— TO DO —
Look through the material and copy each line holding "this".

Chart and figure data

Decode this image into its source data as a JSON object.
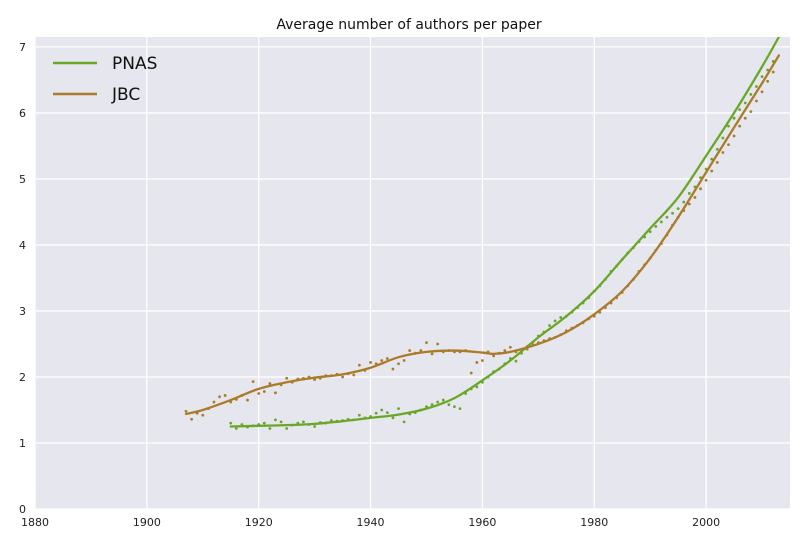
{
  "chart_data": {
    "type": "line",
    "title": "Average number of authors per paper",
    "xlabel": "",
    "ylabel": "",
    "xlim": [
      1880,
      2015
    ],
    "ylim": [
      0,
      7.15
    ],
    "x_ticks": [
      1880,
      1900,
      1920,
      1940,
      1960,
      1980,
      2000
    ],
    "y_ticks": [
      0,
      1,
      2,
      3,
      4,
      5,
      6,
      7
    ],
    "grid": true,
    "legend_position": "top-left",
    "background_color": "#e5e6ee",
    "series": [
      {
        "name": "PNAS",
        "color": "#6aa728",
        "smooth": {
          "x": [
            1915,
            1920,
            1925,
            1930,
            1935,
            1940,
            1945,
            1950,
            1955,
            1960,
            1965,
            1970,
            1975,
            1980,
            1985,
            1990,
            1995,
            2000,
            2005,
            2010,
            2013
          ],
          "y": [
            1.25,
            1.26,
            1.27,
            1.29,
            1.33,
            1.38,
            1.43,
            1.52,
            1.68,
            1.95,
            2.25,
            2.6,
            2.92,
            3.3,
            3.78,
            4.25,
            4.72,
            5.35,
            6.0,
            6.7,
            7.15
          ]
        },
        "points": {
          "x": [
            1915,
            1916,
            1917,
            1918,
            1919,
            1920,
            1921,
            1922,
            1923,
            1924,
            1925,
            1926,
            1927,
            1928,
            1929,
            1930,
            1931,
            1932,
            1933,
            1934,
            1935,
            1936,
            1937,
            1938,
            1939,
            1940,
            1941,
            1942,
            1943,
            1944,
            1945,
            1946,
            1947,
            1948,
            1949,
            1950,
            1951,
            1952,
            1953,
            1954,
            1955,
            1956,
            1957,
            1958,
            1959,
            1960,
            1961,
            1962,
            1963,
            1964,
            1965,
            1966,
            1967,
            1968,
            1969,
            1970,
            1971,
            1972,
            1973,
            1974,
            1975,
            1976,
            1977,
            1978,
            1979,
            1980,
            1981,
            1982,
            1983,
            1984,
            1985,
            1986,
            1987,
            1988,
            1989,
            1990,
            1991,
            1992,
            1993,
            1994,
            1995,
            1996,
            1997,
            1998,
            1999,
            2000,
            2001,
            2002,
            2003,
            2004,
            2005,
            2006,
            2007,
            2008,
            2009,
            2010,
            2011,
            2012
          ],
          "y": [
            1.3,
            1.22,
            1.28,
            1.24,
            1.26,
            1.28,
            1.3,
            1.22,
            1.35,
            1.32,
            1.22,
            1.27,
            1.3,
            1.32,
            1.28,
            1.25,
            1.31,
            1.3,
            1.34,
            1.33,
            1.34,
            1.36,
            1.35,
            1.42,
            1.38,
            1.4,
            1.45,
            1.5,
            1.46,
            1.38,
            1.52,
            1.32,
            1.44,
            1.46,
            1.5,
            1.55,
            1.58,
            1.62,
            1.65,
            1.58,
            1.55,
            1.52,
            1.75,
            1.82,
            1.85,
            1.92,
            2.0,
            2.08,
            2.12,
            2.2,
            2.28,
            2.24,
            2.36,
            2.42,
            2.52,
            2.62,
            2.68,
            2.78,
            2.85,
            2.9,
            2.92,
            2.98,
            3.05,
            3.12,
            3.2,
            3.3,
            3.38,
            3.48,
            3.6,
            3.68,
            3.78,
            3.88,
            3.96,
            4.05,
            4.12,
            4.2,
            4.28,
            4.35,
            4.42,
            4.48,
            4.55,
            4.65,
            4.78,
            4.88,
            5.02,
            5.15,
            5.3,
            5.45,
            5.62,
            5.8,
            5.92,
            6.05,
            6.15,
            6.28,
            6.4,
            6.55,
            6.65,
            6.78
          ]
        }
      },
      {
        "name": "JBC",
        "color": "#ab7b2a",
        "smooth": {
          "x": [
            1907,
            1910,
            1915,
            1920,
            1925,
            1930,
            1935,
            1940,
            1945,
            1950,
            1955,
            1960,
            1962,
            1965,
            1970,
            1975,
            1980,
            1985,
            1990,
            1995,
            2000,
            2005,
            2010,
            2013
          ],
          "y": [
            1.44,
            1.5,
            1.65,
            1.82,
            1.92,
            1.99,
            2.04,
            2.14,
            2.3,
            2.38,
            2.4,
            2.37,
            2.35,
            2.38,
            2.5,
            2.68,
            2.95,
            3.3,
            3.8,
            4.42,
            5.1,
            5.78,
            6.45,
            6.87
          ]
        },
        "points": {
          "x": [
            1907,
            1908,
            1909,
            1910,
            1911,
            1912,
            1913,
            1914,
            1915,
            1916,
            1917,
            1918,
            1919,
            1920,
            1921,
            1922,
            1923,
            1924,
            1925,
            1926,
            1927,
            1928,
            1929,
            1930,
            1931,
            1932,
            1933,
            1934,
            1935,
            1936,
            1937,
            1938,
            1939,
            1940,
            1941,
            1942,
            1943,
            1944,
            1945,
            1946,
            1947,
            1948,
            1949,
            1950,
            1951,
            1952,
            1953,
            1954,
            1955,
            1956,
            1957,
            1958,
            1959,
            1960,
            1961,
            1962,
            1963,
            1964,
            1965,
            1966,
            1967,
            1968,
            1969,
            1970,
            1971,
            1972,
            1973,
            1974,
            1975,
            1976,
            1977,
            1978,
            1979,
            1980,
            1981,
            1982,
            1983,
            1984,
            1985,
            1986,
            1987,
            1988,
            1989,
            1990,
            1991,
            1992,
            1993,
            1994,
            1995,
            1996,
            1997,
            1998,
            1999,
            2000,
            2001,
            2002,
            2003,
            2004,
            2005,
            2006,
            2007,
            2008,
            2009,
            2010,
            2011,
            2012
          ],
          "y": [
            1.48,
            1.36,
            1.45,
            1.42,
            1.52,
            1.62,
            1.7,
            1.72,
            1.62,
            1.66,
            1.72,
            1.65,
            1.93,
            1.75,
            1.78,
            1.9,
            1.76,
            1.88,
            1.98,
            1.92,
            1.97,
            1.98,
            2.0,
            1.96,
            1.98,
            2.02,
            2.02,
            2.04,
            2.0,
            2.05,
            2.03,
            2.18,
            2.1,
            2.22,
            2.2,
            2.25,
            2.28,
            2.12,
            2.2,
            2.25,
            2.4,
            2.36,
            2.4,
            2.52,
            2.35,
            2.5,
            2.38,
            2.4,
            2.38,
            2.38,
            2.4,
            2.06,
            2.22,
            2.25,
            2.38,
            2.32,
            2.36,
            2.4,
            2.45,
            2.38,
            2.42,
            2.46,
            2.48,
            2.52,
            2.55,
            2.58,
            2.6,
            2.64,
            2.7,
            2.74,
            2.78,
            2.82,
            2.88,
            2.92,
            2.98,
            3.05,
            3.12,
            3.2,
            3.28,
            3.38,
            3.48,
            3.6,
            3.7,
            3.8,
            3.92,
            4.02,
            4.15,
            4.3,
            4.42,
            4.52,
            4.62,
            4.72,
            4.85,
            4.98,
            5.12,
            5.25,
            5.4,
            5.52,
            5.65,
            5.8,
            5.92,
            6.02,
            6.18,
            6.32,
            6.48,
            6.62
          ]
        }
      }
    ]
  }
}
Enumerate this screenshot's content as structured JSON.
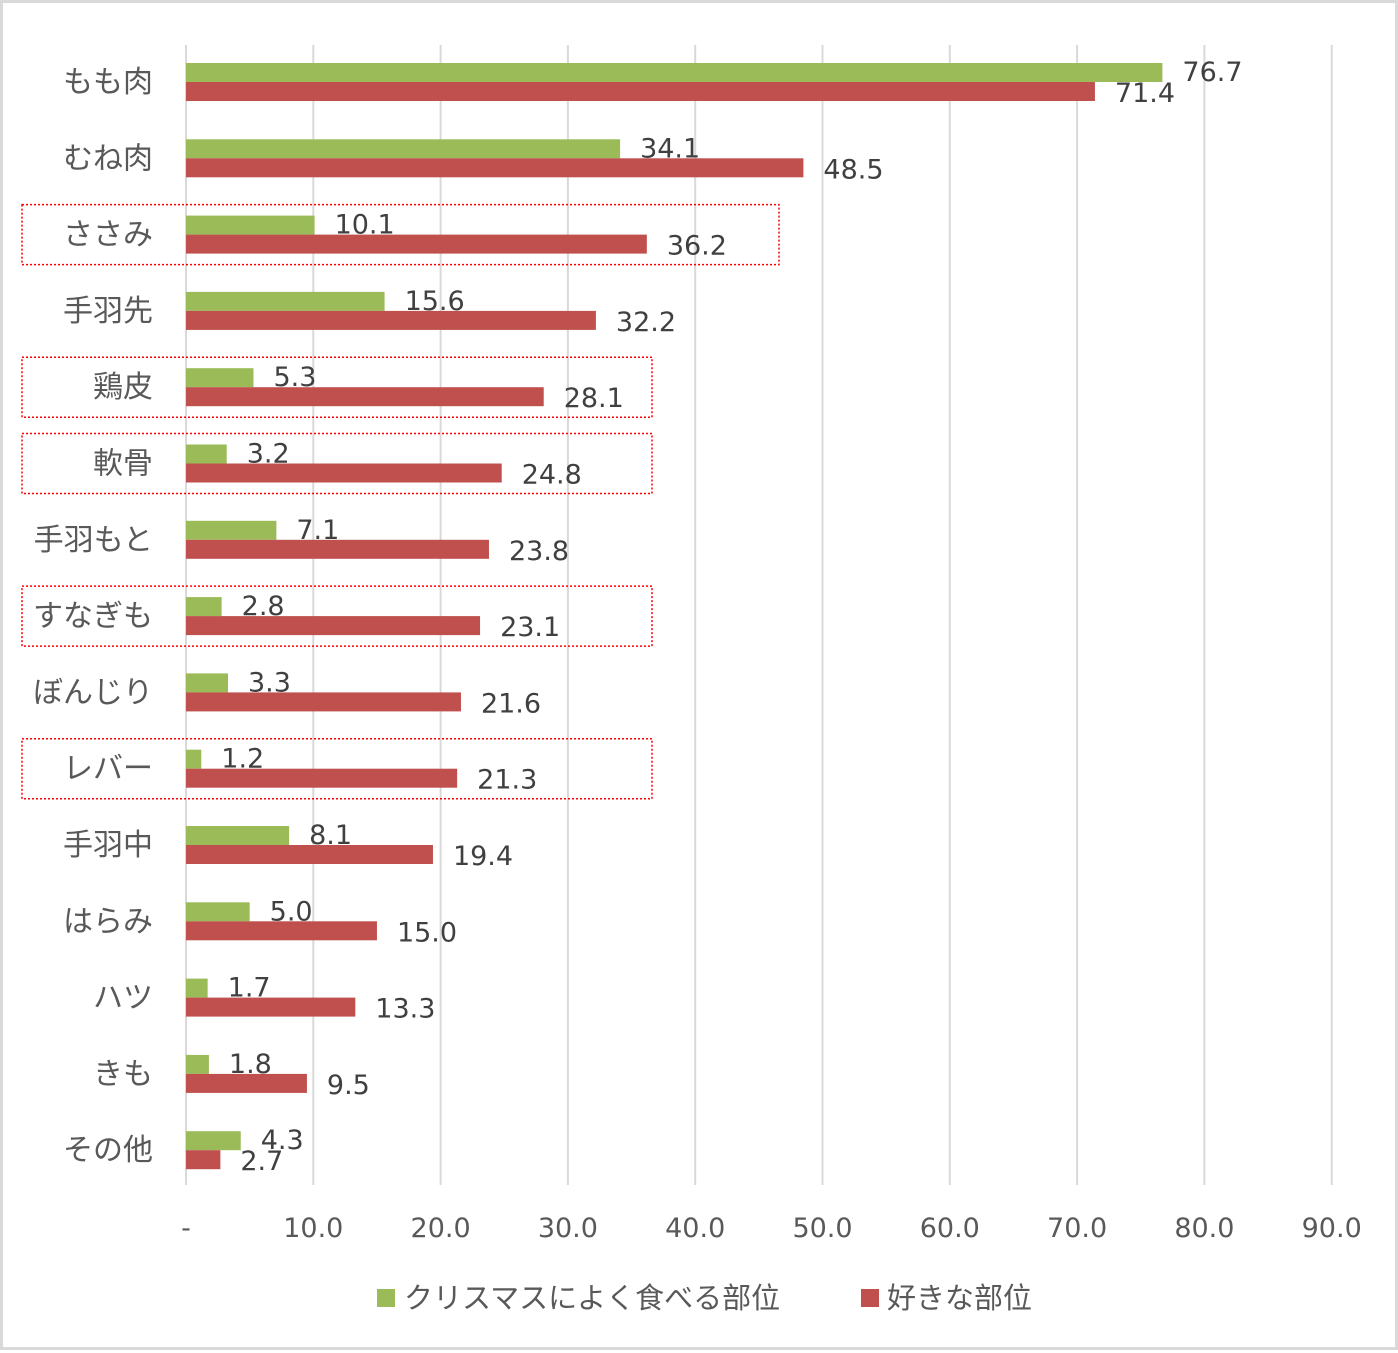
{
  "chart_data": {
    "type": "bar",
    "orientation": "horizontal",
    "title": "",
    "xlabel": "",
    "ylabel": "",
    "xlim": [
      0,
      90
    ],
    "x_ticks": [
      "-",
      "10.0",
      "20.0",
      "30.0",
      "40.0",
      "50.0",
      "60.0",
      "70.0",
      "80.0",
      "90.0"
    ],
    "grid": true,
    "legend_position": "bottom",
    "categories": [
      "もも肉",
      "むね肉",
      "ささみ",
      "手羽先",
      "鶏皮",
      "軟骨",
      "手羽もと",
      "すなぎも",
      "ぼんじり",
      "レバー",
      "手羽中",
      "はらみ",
      "ハツ",
      "きも",
      "その他"
    ],
    "series": [
      {
        "name": "クリスマスによく食べる部位",
        "color": "#9bbb59",
        "values": [
          76.7,
          34.1,
          10.1,
          15.6,
          5.3,
          3.2,
          7.1,
          2.8,
          3.3,
          1.2,
          8.1,
          5.0,
          1.7,
          1.8,
          4.3
        ],
        "labels": [
          "76.7",
          "34.1",
          "10.1",
          "15.6",
          "5.3",
          "3.2",
          "7.1",
          "2.8",
          "3.3",
          "1.2",
          "8.1",
          "5.0",
          "1.7",
          "1.8",
          "4.3"
        ]
      },
      {
        "name": "好きな部位",
        "color": "#c0504d",
        "values": [
          71.4,
          48.5,
          36.2,
          32.2,
          28.1,
          24.8,
          23.8,
          23.1,
          21.6,
          21.3,
          19.4,
          15.0,
          13.3,
          9.5,
          2.7
        ],
        "labels": [
          "71.4",
          "48.5",
          "36.2",
          "32.2",
          "28.1",
          "24.8",
          "23.8",
          "23.1",
          "21.6",
          "21.3",
          "19.4",
          "15.0",
          "13.3",
          "9.5",
          "2.7"
        ]
      }
    ],
    "highlighted_categories": [
      "ささみ",
      "鶏皮",
      "軟骨",
      "すなぎも",
      "レバー"
    ],
    "highlight_color": "#ff0000",
    "gridline_color": "#d9d9d9"
  }
}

— EXERCISE SOLUTION —
Decode this image into its source data as a JSON object.
Enumerate this screenshot's content as structured JSON.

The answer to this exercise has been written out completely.